* **EXERCISE DETAILS**
Look through the listing for the word "Stilfser". Copy each line that has it.

* **INFORMATION GIVEN**
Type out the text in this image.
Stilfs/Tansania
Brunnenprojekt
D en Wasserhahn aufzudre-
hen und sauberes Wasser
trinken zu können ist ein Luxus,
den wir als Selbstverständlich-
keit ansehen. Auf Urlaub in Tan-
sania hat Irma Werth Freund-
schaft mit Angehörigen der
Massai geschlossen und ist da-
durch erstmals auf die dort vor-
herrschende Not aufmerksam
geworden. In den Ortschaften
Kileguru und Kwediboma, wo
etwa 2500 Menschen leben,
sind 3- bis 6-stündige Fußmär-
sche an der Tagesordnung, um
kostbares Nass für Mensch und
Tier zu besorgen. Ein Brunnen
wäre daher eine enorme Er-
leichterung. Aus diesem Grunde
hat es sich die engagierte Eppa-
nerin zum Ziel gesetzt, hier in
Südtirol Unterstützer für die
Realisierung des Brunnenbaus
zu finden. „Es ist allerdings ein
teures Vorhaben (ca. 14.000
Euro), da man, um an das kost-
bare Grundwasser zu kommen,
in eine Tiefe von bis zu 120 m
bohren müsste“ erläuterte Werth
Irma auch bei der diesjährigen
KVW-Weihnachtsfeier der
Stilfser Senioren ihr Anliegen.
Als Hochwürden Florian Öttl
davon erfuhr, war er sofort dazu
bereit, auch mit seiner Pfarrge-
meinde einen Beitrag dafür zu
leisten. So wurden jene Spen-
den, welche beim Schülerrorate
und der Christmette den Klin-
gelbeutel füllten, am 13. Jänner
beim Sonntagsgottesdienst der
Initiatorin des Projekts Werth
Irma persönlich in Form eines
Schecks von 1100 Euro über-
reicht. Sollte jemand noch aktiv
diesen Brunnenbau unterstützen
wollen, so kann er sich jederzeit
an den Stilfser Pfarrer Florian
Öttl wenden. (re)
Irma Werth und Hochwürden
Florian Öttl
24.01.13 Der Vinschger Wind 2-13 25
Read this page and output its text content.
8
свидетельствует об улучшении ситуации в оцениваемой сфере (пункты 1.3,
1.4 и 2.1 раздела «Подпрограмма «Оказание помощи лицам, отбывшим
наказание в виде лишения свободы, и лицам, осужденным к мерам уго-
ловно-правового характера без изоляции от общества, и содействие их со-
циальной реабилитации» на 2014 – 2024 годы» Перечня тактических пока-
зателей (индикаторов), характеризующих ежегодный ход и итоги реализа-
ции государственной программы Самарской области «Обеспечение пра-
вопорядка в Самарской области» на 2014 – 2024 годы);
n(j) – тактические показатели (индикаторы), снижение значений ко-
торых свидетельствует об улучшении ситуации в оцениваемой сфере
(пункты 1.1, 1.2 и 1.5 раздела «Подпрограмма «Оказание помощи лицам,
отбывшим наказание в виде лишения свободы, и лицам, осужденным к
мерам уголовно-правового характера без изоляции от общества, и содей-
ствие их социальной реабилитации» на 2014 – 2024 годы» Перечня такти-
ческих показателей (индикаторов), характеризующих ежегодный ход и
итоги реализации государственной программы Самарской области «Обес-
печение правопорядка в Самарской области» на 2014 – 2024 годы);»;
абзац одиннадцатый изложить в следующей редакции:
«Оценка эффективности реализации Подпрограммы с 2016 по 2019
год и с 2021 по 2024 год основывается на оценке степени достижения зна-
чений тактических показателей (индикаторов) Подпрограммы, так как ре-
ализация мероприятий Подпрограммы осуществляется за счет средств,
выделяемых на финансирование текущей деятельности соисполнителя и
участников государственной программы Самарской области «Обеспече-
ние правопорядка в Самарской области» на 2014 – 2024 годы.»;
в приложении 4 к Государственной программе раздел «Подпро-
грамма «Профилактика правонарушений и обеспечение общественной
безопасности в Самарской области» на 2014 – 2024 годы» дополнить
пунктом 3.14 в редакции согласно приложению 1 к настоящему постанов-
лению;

* **OUTPUT OF THE TASK**
Stilfser Senioren ihr Anliegen.
an den Stilfser Pfarrer Florian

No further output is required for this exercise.